* _To do_: Below is a listing to write out in full, exactly as given, without its pictures.

* _Data section_:
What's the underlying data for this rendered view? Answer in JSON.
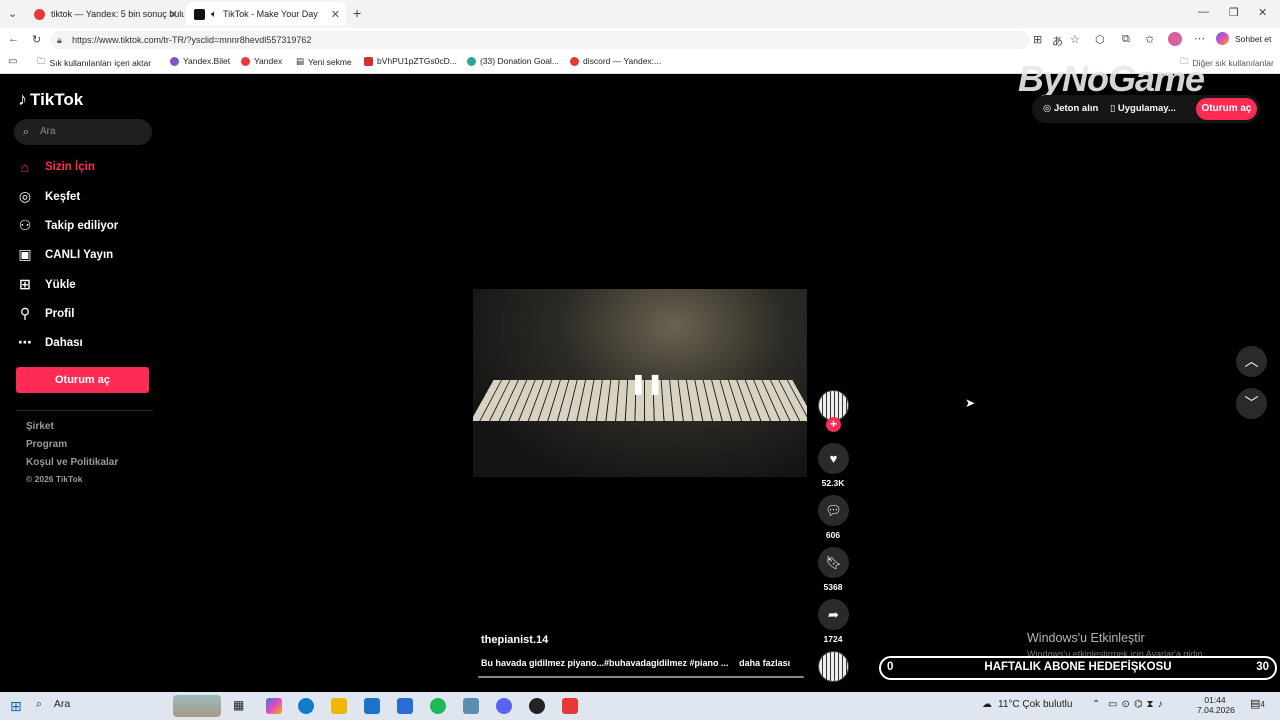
{
  "browser": {
    "tabs": [
      {
        "title": "tiktok — Yandex: 5 bin sonuç bulu"
      },
      {
        "title": "TikTok - Make Your Day"
      }
    ],
    "url": "https://www.tiktok.com/tr-TR/?ysclid=mnnr8hevdl557319762",
    "chat_button": "Sohbet et",
    "bookmarks": [
      "Sık kullanılanları içeri aktar",
      "Yandex.Bilet",
      "Yandex",
      "Yeni sekme",
      "bVhPU1pZTGs0cD...",
      "(33) Donation Goal...",
      "discord — Yandex:...",
      "Diğer sık kullanılanlar"
    ]
  },
  "sidebar": {
    "logo": "TikTok",
    "search_placeholder": "Ara",
    "nav": [
      {
        "label": "Sizin İçin"
      },
      {
        "label": "Keşfet"
      },
      {
        "label": "Takip ediliyor"
      },
      {
        "label": "CANLI Yayın"
      },
      {
        "label": "Yükle"
      },
      {
        "label": "Profil"
      },
      {
        "label": "Dahası"
      }
    ],
    "login": "Oturum aç",
    "footer": [
      "Şirket",
      "Program",
      "Koşul ve Politikalar",
      "© 2026 TikTok"
    ]
  },
  "video": {
    "author": "thepianist.14",
    "caption": "Bu havada gidilmez piyano...#buhavadagidilmez #piano ...",
    "more": "daha fazlası",
    "likes": "52.3K",
    "comments": "606",
    "saves": "5368",
    "shares": "1724"
  },
  "header": {
    "coins": "Jeton alın",
    "app": "Uygulamay...",
    "login": "Oturum aç"
  },
  "overlay": {
    "watermark": "ByNoGame",
    "activate_title": "Windows'u Etkinleştir",
    "activate_sub": "Windows'u etkinleştirmek için Ayarlar'a gidin",
    "goal_left": "0",
    "goal_title": "HAFTALIK ABONE HEDEFİŞKOSU",
    "goal_right": "30"
  },
  "taskbar": {
    "search": "Ara",
    "weather": "11°C  Çok bulutlu",
    "time": "01:44",
    "date": "7.04.2026",
    "notifications": "4"
  },
  "colors": {
    "accent": "#fe2c55",
    "bg": "#000000"
  }
}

* _Output of the exercise_:
What's the underlying data for this rendered view? Answer in JSON.
{
  "browser": {
    "tabs": [
      {
        "title": "tiktok — Yandex: 5 bin sonuç bulu"
      },
      {
        "title": "TikTok - Make Your Day"
      }
    ],
    "url": "https://www.tiktok.com/tr-TR/?ysclid=mnnr8hevdl557319762",
    "chat_button": "Sohbet et",
    "bookmarks": [
      "Sık kullanılanları içeri aktar",
      "Yandex.Bilet",
      "Yandex",
      "Yeni sekme",
      "bVhPU1pZTGs0cD...",
      "(33) Donation Goal...",
      "discord — Yandex:...",
      "Diğer sık kullanılanlar"
    ]
  },
  "sidebar": {
    "logo": "TikTok",
    "search_placeholder": "Ara",
    "nav": [
      {
        "label": "Sizin İçin"
      },
      {
        "label": "Keşfet"
      },
      {
        "label": "Takip ediliyor"
      },
      {
        "label": "CANLI Yayın"
      },
      {
        "label": "Yükle"
      },
      {
        "label": "Profil"
      },
      {
        "label": "Dahası"
      }
    ],
    "login": "Oturum aç",
    "footer": [
      "Şirket",
      "Program",
      "Koşul ve Politikalar",
      "© 2026 TikTok"
    ]
  },
  "video": {
    "author": "thepianist.14",
    "caption": "Bu havada gidilmez piyano...#buhavadagidilmez #piano ...",
    "more": "daha fazlası",
    "likes": "52.3K",
    "comments": "606",
    "saves": "5368",
    "shares": "1724"
  },
  "header": {
    "coins": "Jeton alın",
    "app": "Uygulamay...",
    "login": "Oturum aç"
  },
  "overlay": {
    "watermark": "ByNoGame",
    "activate_title": "Windows'u Etkinleştir",
    "activate_sub": "Windows'u etkinleştirmek için Ayarlar'a gidin",
    "goal_left": "0",
    "goal_title": "HAFTALIK ABONE HEDEFİŞKOSU",
    "goal_right": "30"
  },
  "taskbar": {
    "search": "Ara",
    "weather": "11°C  Çok bulutlu",
    "time": "01:44",
    "date": "7.04.2026",
    "notifications": "4"
  },
  "colors": {
    "accent": "#fe2c55",
    "bg": "#000000"
  }
}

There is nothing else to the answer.